▶ [Task details]
Lift out each line of the data that holds "Upfront".
## Begin Stored data
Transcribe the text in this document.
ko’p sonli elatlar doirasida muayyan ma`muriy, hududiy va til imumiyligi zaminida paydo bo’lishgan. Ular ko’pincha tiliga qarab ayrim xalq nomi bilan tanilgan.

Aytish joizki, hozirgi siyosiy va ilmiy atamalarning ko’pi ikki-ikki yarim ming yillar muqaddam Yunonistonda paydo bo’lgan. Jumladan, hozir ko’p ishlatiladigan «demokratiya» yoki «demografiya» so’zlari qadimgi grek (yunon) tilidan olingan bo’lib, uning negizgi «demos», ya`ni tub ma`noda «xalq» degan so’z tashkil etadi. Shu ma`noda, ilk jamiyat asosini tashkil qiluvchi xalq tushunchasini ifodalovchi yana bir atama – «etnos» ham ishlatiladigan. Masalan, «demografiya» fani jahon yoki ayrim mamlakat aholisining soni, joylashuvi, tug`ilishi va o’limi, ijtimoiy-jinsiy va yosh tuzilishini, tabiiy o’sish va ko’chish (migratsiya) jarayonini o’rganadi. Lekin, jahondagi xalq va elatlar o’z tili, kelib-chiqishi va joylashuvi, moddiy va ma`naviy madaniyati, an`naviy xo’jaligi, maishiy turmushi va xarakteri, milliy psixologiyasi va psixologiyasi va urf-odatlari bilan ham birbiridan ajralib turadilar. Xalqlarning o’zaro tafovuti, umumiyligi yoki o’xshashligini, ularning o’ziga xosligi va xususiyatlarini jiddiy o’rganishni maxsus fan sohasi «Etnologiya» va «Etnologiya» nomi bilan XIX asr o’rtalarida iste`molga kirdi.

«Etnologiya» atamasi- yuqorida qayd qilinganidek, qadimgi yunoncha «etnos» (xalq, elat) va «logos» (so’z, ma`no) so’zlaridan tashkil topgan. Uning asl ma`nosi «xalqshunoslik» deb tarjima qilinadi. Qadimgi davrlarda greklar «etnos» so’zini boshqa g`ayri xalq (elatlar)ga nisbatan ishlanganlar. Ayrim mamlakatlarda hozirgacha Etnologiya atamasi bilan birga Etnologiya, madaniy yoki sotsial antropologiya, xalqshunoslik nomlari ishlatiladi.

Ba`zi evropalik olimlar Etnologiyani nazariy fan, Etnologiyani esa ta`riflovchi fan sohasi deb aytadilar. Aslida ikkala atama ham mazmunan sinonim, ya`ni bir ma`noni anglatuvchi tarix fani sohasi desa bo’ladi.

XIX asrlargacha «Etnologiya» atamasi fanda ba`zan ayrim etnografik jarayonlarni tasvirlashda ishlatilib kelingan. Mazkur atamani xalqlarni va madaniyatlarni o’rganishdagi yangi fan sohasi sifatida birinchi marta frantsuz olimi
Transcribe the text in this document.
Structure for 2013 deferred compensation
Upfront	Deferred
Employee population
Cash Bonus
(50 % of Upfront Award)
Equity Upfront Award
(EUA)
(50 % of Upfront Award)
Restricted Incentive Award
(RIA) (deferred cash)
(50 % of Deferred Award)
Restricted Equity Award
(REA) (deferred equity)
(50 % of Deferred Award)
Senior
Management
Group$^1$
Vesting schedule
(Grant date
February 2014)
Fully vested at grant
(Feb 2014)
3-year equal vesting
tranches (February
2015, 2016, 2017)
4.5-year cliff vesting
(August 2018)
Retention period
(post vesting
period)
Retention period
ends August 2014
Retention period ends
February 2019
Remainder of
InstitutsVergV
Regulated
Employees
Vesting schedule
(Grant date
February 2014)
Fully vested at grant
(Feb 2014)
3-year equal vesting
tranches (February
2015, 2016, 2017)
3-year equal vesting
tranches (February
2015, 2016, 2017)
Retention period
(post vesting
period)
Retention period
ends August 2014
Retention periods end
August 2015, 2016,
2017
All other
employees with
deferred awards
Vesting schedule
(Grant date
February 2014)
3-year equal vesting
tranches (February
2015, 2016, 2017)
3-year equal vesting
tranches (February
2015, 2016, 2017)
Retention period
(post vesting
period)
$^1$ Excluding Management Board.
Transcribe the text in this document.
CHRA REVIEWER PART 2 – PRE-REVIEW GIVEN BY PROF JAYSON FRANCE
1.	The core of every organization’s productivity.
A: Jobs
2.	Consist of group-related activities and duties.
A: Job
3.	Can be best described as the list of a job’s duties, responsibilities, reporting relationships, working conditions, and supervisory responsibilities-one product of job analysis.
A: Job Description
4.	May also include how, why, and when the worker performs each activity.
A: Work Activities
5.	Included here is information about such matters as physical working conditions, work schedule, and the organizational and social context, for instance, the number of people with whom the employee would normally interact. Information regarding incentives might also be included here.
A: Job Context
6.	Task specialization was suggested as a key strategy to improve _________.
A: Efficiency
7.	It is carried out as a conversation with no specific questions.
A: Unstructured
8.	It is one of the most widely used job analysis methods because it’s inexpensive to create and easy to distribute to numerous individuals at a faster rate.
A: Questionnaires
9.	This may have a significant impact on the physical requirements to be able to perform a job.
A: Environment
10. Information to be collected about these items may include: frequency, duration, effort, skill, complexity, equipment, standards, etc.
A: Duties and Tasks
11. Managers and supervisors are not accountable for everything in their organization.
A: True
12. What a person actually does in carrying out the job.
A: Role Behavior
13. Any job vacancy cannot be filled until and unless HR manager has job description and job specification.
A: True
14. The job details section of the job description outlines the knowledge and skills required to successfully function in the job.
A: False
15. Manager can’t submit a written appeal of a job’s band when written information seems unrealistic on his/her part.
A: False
## End Stored data
▶ [Solution to this problem]
Upfront	Deferred
(50 % of Upfront Award)
Equity Upfront Award
(50 % of Upfront Award)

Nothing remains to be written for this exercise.